▸ Document passage:
I'm a VR/AR developer, and here's my experience with trying to buy a Magic Leap 2 to check it out:

See the PR announcement that they're shipping. Go to their web site. Click "Where to buy". Go to the first link to "Insight US". Place an order. Get a call from a representative to confirm the order. Ask the representative to clarify that Magic Leap 2 is in stock and shipping. They responded "yes."

Wait a few days. Check on the status of my order: "Stock: 0", and the estimated ship date is just an automated date that increases by 3 whenever current date equals estimated ship date. Call up Insight US to ask is it in stock or not. They admit it's not in stock and won't be available until maybe December/January.

Call up Magic Leap (they surprisingly have a phone line to call) and ask their sales representative if anyone has stock. They respond they don't know and to try the second supplier. Ask them what the supplier's phone number is to confirm stock. They say they don't know and that supplier only communicates through e-mail. Supplier responds via e-mail, "of course we have stock! Place an order to get an estimated ship date." I'm doubtful.

So there you have it. Magic Leap 2 shipping now, maybe?

Their go-to-market / sales channel management people need to get their act together if they wish not to become a very expensive failed startup. Can't have sales be an afterthought and business culture lacking fiscal discipline until the money runs out. IYAM, paradoxically, the more money is thrown at a project, the worse the returns because there's an atrophying of resourcefulness when there's not as much survival pressure.

They're basically guaranteed to be a very expensive failed startup. Microsoft and Google have already proven that industrial AR is a small market. Way too small to support a 1000 employee company.

I disagree, AR could be very useful - much more than VR IMO - but it’s very hard to pull off. You need a killer app to begin with, and the product needs to be good enough. HoloLens is great at the AR tech part but bulky and expensive without a clear use for now.

I'm not yet convinced Augmented Reality has proved its case for people and that AR is chasing big numbers and companies without showing what they would actually use it for every day.

I will give Magic Leap some credit on their marketing for the article link in that they show some persons in non-office settings such as laboratories and what presumably are hospital settings.

▸ Assignment: List every company named in the discussion above about buying a Magic Leap 2. The records that come next are separate material, unrelated to the discussion above.

▸ Extracted material:
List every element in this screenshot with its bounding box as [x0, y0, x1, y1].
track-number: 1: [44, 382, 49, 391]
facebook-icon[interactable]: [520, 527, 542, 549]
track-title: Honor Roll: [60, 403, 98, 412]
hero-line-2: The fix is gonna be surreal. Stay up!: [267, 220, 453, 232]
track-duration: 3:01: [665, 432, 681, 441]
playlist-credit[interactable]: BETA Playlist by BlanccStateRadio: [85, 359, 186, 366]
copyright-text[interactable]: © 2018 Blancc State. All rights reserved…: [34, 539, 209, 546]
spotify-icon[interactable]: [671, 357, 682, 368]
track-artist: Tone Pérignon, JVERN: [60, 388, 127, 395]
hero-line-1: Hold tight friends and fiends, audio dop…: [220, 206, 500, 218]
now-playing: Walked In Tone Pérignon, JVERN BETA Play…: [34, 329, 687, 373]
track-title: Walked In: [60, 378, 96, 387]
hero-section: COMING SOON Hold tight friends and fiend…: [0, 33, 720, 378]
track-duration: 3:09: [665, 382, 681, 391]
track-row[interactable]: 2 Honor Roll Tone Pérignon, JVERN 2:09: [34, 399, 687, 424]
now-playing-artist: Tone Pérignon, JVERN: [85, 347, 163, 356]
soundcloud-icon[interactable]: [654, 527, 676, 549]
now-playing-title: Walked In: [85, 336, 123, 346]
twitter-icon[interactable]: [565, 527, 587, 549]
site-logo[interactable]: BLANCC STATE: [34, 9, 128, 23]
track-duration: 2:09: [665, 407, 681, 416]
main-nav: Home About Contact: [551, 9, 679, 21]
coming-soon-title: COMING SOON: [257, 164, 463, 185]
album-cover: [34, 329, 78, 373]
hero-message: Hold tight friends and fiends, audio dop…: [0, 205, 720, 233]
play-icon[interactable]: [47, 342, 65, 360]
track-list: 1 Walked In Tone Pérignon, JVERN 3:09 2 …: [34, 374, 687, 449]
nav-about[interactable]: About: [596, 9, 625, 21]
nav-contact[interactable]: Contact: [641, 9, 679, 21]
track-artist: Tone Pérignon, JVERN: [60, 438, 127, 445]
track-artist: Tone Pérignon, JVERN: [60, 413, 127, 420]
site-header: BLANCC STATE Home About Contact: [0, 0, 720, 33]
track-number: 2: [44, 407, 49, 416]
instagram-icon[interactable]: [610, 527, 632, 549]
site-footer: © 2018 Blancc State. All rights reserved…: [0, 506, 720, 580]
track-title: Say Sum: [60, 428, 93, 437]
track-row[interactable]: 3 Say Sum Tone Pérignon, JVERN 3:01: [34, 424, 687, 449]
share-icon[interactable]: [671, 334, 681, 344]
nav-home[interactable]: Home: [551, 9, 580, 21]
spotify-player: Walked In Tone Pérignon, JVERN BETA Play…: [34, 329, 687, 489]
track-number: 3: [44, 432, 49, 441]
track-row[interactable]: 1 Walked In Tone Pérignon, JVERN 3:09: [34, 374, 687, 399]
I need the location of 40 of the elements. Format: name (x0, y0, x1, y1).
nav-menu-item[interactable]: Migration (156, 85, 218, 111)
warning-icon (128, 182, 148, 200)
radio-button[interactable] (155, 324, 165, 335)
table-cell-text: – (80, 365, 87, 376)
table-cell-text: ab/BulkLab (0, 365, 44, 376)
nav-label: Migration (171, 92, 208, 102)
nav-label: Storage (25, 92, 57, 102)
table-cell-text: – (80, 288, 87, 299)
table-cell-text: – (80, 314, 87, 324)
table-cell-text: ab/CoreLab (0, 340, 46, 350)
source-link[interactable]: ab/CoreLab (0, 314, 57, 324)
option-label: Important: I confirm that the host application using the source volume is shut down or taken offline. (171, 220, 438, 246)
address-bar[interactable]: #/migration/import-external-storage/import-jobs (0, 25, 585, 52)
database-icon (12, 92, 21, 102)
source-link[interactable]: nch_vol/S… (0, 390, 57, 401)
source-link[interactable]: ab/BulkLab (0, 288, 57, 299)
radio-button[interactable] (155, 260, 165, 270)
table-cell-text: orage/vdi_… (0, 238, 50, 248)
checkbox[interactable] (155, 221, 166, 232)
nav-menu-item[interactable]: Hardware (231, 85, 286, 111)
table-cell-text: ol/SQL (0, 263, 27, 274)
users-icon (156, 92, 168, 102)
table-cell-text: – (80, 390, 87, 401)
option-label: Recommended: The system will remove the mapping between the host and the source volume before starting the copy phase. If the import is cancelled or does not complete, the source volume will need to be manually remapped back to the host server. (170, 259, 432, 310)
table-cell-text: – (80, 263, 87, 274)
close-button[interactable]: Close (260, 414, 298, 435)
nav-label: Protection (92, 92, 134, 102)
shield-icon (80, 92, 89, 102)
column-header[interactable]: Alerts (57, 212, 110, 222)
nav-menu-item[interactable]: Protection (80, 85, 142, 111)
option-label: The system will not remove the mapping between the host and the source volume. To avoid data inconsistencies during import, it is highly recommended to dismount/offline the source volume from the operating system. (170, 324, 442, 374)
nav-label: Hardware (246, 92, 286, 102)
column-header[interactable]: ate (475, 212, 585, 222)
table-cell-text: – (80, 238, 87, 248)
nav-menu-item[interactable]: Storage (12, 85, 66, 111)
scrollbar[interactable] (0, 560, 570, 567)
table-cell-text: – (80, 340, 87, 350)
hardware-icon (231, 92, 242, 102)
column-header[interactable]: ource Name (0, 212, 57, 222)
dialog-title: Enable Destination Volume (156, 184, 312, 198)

▸ Task response: Magic Leap, Insight US, Microsoft, Google